What the exercise asks
Count every line in the data below where "towel" occurs, then state that number and nothing more.

--- begin ---

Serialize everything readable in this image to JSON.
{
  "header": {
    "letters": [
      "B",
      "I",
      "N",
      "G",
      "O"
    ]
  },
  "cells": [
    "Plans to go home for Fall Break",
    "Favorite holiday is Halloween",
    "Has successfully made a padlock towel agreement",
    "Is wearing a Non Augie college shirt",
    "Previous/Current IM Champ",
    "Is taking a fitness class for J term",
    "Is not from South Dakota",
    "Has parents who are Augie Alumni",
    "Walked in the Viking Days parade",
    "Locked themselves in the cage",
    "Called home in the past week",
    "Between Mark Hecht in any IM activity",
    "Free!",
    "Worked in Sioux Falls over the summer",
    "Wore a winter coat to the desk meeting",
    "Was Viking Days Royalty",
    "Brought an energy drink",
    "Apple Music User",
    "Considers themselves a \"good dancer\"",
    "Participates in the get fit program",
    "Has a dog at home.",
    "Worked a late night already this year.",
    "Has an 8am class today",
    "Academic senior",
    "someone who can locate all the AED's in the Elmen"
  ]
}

--- end ---
--- begin ---

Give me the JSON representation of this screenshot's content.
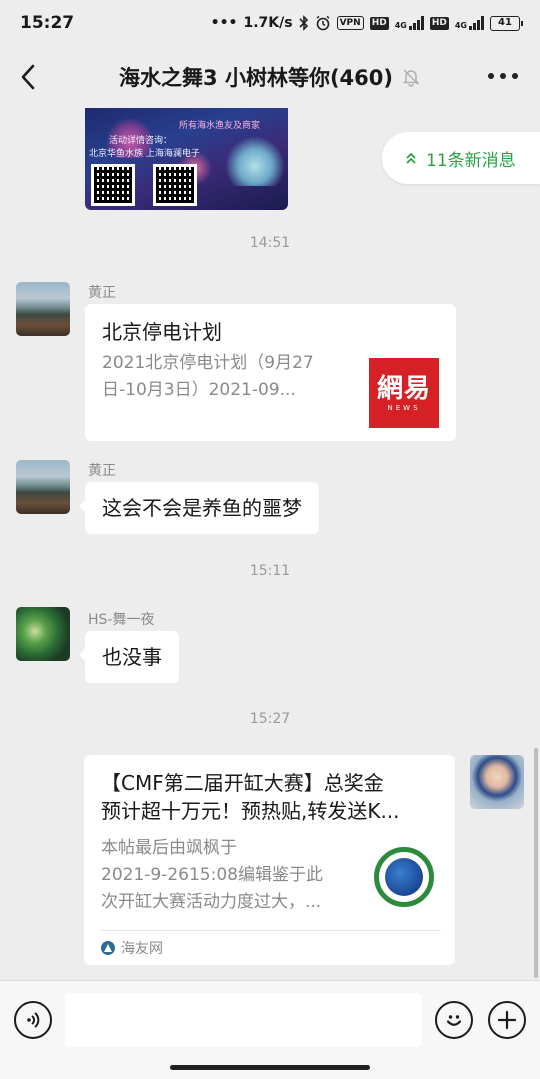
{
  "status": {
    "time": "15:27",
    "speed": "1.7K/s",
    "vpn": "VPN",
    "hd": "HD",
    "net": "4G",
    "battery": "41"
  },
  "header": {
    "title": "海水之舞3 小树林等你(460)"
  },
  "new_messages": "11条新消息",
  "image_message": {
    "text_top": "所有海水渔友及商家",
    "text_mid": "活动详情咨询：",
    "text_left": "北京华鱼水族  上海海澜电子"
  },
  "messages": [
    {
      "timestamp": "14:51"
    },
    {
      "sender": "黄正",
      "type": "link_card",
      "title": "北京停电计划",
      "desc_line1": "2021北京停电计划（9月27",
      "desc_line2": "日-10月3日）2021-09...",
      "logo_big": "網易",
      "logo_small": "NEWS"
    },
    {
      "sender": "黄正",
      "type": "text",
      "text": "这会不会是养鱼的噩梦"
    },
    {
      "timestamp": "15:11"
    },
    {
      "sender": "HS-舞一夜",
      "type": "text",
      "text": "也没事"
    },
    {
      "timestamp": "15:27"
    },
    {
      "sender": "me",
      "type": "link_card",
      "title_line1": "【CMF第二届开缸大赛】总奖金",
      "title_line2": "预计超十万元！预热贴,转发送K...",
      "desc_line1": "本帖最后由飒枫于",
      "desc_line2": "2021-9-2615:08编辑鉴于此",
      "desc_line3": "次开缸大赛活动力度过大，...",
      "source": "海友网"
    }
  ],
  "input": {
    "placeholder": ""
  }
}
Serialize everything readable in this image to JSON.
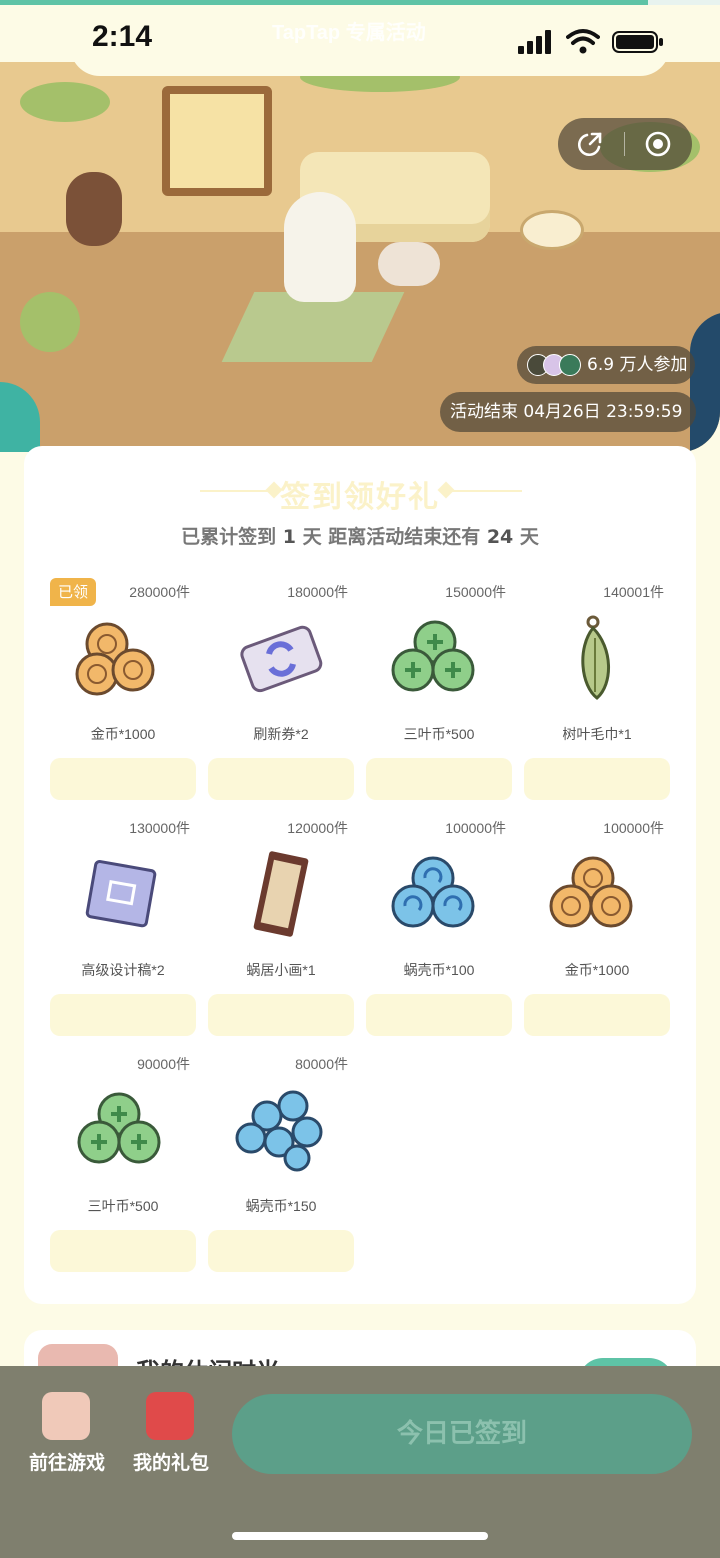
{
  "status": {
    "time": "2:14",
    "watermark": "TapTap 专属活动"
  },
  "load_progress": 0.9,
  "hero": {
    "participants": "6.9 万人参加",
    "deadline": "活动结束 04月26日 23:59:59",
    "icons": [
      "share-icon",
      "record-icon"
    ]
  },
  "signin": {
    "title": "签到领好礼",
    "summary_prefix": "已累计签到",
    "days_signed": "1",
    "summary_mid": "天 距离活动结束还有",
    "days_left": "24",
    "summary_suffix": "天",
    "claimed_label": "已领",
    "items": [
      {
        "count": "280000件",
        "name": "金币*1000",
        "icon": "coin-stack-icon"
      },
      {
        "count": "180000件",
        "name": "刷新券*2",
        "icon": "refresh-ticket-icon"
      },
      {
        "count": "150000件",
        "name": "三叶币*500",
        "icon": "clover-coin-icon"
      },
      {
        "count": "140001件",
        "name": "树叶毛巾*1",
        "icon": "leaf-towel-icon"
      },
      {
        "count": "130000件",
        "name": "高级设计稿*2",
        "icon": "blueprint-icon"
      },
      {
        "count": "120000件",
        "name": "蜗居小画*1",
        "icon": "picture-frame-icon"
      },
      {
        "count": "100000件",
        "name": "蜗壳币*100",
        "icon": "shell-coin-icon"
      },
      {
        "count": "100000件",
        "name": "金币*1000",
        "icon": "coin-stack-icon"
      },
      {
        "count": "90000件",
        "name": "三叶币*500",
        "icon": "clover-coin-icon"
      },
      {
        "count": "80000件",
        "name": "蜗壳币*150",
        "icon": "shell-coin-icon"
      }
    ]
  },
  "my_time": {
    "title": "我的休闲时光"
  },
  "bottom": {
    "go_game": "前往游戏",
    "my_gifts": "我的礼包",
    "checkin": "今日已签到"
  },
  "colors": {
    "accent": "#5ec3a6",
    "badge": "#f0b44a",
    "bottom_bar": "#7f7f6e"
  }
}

--- end ---

Answer to the problem
2